__STATED PROBLEM__. Write the data out again exactly, dropping any images it holds.
### ENTRIES PROVIDED ###
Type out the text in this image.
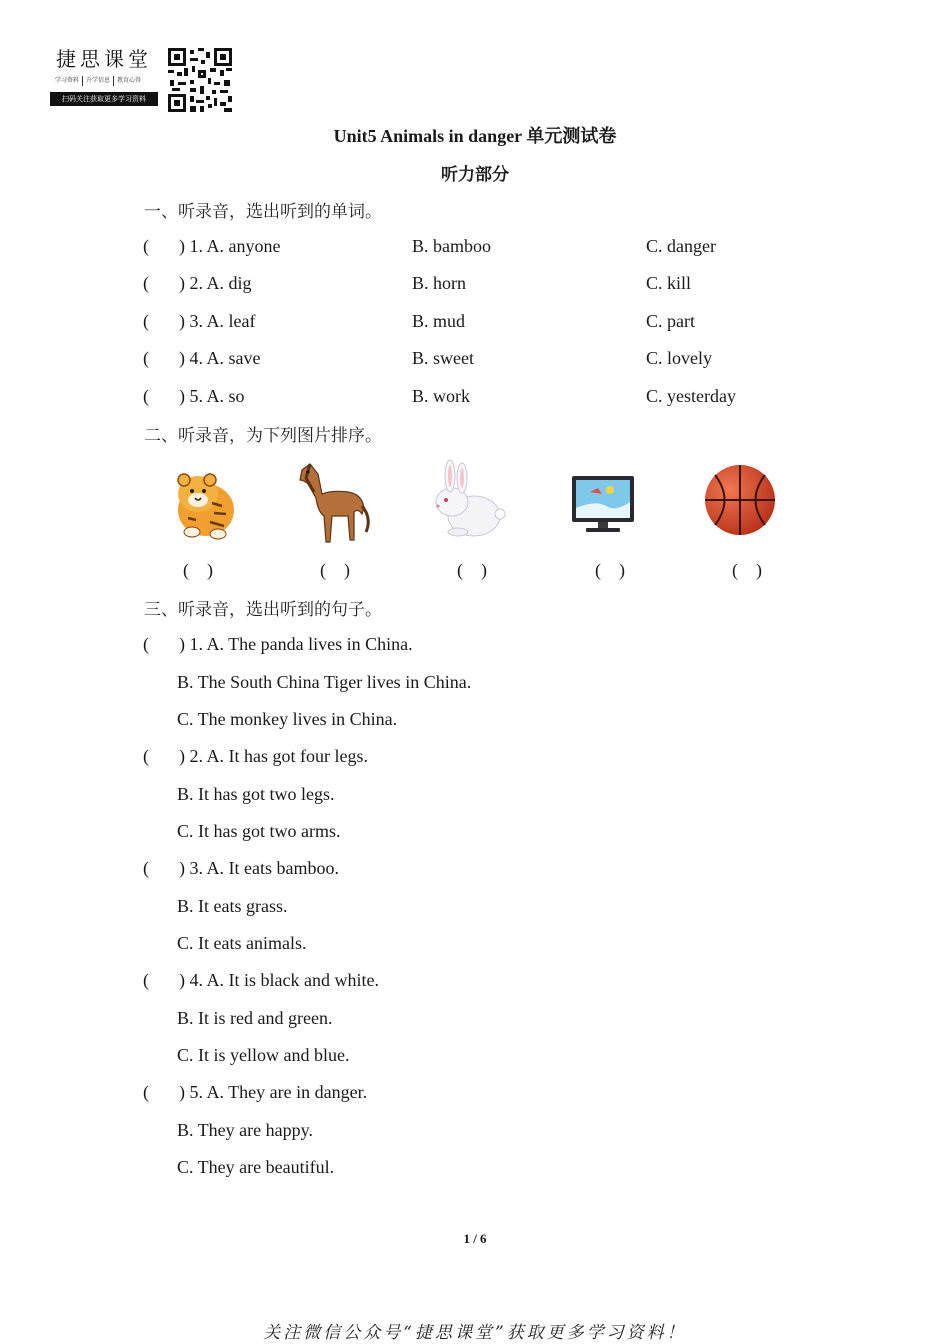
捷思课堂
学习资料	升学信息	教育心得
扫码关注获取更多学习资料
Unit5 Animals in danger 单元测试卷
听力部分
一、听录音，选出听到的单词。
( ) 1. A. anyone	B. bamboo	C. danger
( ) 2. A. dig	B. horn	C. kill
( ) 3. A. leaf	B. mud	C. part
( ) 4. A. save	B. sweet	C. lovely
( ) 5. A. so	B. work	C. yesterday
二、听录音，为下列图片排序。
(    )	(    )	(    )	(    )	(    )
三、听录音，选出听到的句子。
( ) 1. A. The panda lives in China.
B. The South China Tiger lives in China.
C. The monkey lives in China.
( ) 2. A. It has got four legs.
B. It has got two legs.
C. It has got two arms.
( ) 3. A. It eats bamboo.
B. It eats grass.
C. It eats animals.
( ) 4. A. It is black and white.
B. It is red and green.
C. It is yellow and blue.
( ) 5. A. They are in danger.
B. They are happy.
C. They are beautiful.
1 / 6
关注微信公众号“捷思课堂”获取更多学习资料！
###
__TASK RESPONSE__.
Type out the text in this image.
捷思课堂
学习资料	升学信息	教育心得
扫码关注获取更多学习资料
Unit5 Animals in danger 单元测试卷
听力部分
一、听录音，选出听到的单词。
( ) 1. A. anyone	B. bamboo	C. danger
( ) 2. A. dig	B. horn	C. kill
( ) 3. A. leaf	B. mud	C. part
( ) 4. A. save	B. sweet	C. lovely
( ) 5. A. so	B. work	C. yesterday
二、听录音，为下列图片排序。
(    )	(    )	(    )	(    )	(    )
三、听录音，选出听到的句子。
( ) 1. A. The panda lives in China.
B. The South China Tiger lives in China.
C. The monkey lives in China.
( ) 2. A. It has got four legs.
B. It has got two legs.
C. It has got two arms.
( ) 3. A. It eats bamboo.
B. It eats grass.
C. It eats animals.
( ) 4. A. It is black and white.
B. It is red and green.
C. It is yellow and blue.
( ) 5. A. They are in danger.
B. They are happy.
C. They are beautiful.
1 / 6
关注微信公众号“捷思课堂”获取更多学习资料！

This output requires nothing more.